WRITTEN PROBLEM: Extract the complete data exactly as given.
<<<<
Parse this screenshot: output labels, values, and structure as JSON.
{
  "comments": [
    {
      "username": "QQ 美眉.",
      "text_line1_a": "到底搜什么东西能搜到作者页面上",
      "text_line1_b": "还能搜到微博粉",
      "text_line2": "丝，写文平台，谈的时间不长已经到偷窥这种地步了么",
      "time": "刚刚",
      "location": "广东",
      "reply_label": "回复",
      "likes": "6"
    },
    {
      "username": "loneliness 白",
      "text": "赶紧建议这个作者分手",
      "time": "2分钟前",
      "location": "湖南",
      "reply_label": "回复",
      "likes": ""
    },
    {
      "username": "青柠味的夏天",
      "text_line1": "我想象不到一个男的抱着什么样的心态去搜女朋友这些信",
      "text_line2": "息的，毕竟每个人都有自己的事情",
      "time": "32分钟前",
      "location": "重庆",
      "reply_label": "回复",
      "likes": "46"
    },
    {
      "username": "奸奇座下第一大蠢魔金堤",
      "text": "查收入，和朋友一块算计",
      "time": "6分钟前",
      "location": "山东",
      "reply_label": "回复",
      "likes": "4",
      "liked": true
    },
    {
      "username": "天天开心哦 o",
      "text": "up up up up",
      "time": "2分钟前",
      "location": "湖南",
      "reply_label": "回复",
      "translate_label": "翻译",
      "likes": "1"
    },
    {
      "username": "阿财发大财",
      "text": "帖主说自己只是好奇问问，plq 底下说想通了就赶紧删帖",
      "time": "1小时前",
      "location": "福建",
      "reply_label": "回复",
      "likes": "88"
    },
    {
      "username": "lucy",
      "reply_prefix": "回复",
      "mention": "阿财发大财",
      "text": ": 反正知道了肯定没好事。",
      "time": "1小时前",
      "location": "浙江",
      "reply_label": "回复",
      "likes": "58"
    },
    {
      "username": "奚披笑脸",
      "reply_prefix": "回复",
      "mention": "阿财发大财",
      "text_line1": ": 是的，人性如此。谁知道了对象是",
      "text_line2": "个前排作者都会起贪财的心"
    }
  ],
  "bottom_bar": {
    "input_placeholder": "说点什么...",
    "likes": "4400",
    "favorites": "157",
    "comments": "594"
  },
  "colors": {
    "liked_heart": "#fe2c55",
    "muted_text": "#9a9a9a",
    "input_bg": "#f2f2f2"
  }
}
>>>>
PROBLEM SOLUTION:
Parse this screenshot: output labels, values, and structure as JSON.
{
  "comments": [
    {
      "username": "QQ 美眉.",
      "text_line1_a": "到底搜什么东西能搜到作者页面上",
      "text_line1_b": "还能搜到微博粉",
      "text_line2": "丝，写文平台，谈的时间不长已经到偷窥这种地步了么",
      "time": "刚刚",
      "location": "广东",
      "reply_label": "回复",
      "likes": "6"
    },
    {
      "username": "loneliness 白",
      "text": "赶紧建议这个作者分手",
      "time": "2分钟前",
      "location": "湖南",
      "reply_label": "回复",
      "likes": ""
    },
    {
      "username": "青柠味的夏天",
      "text_line1": "我想象不到一个男的抱着什么样的心态去搜女朋友这些信",
      "text_line2": "息的，毕竟每个人都有自己的事情",
      "time": "32分钟前",
      "location": "重庆",
      "reply_label": "回复",
      "likes": "46"
    },
    {
      "username": "奸奇座下第一大蠢魔金堤",
      "text": "查收入，和朋友一块算计",
      "time": "6分钟前",
      "location": "山东",
      "reply_label": "回复",
      "likes": "4",
      "liked": true
    },
    {
      "username": "天天开心哦 o",
      "text": "up up up up",
      "time": "2分钟前",
      "location": "湖南",
      "reply_label": "回复",
      "translate_label": "翻译",
      "likes": "1"
    },
    {
      "username": "阿财发大财",
      "text": "帖主说自己只是好奇问问，plq 底下说想通了就赶紧删帖",
      "time": "1小时前",
      "location": "福建",
      "reply_label": "回复",
      "likes": "88"
    },
    {
      "username": "lucy",
      "reply_prefix": "回复",
      "mention": "阿财发大财",
      "text": ": 反正知道了肯定没好事。",
      "time": "1小时前",
      "location": "浙江",
      "reply_label": "回复",
      "likes": "58"
    },
    {
      "username": "奚披笑脸",
      "reply_prefix": "回复",
      "mention": "阿财发大财",
      "text_line1": ": 是的，人性如此。谁知道了对象是",
      "text_line2": "个前排作者都会起贪财的心"
    }
  ],
  "bottom_bar": {
    "input_placeholder": "说点什么...",
    "likes": "4400",
    "favorites": "157",
    "comments": "594"
  },
  "colors": {
    "liked_heart": "#fe2c55",
    "muted_text": "#9a9a9a",
    "input_bg": "#f2f2f2"
  }
}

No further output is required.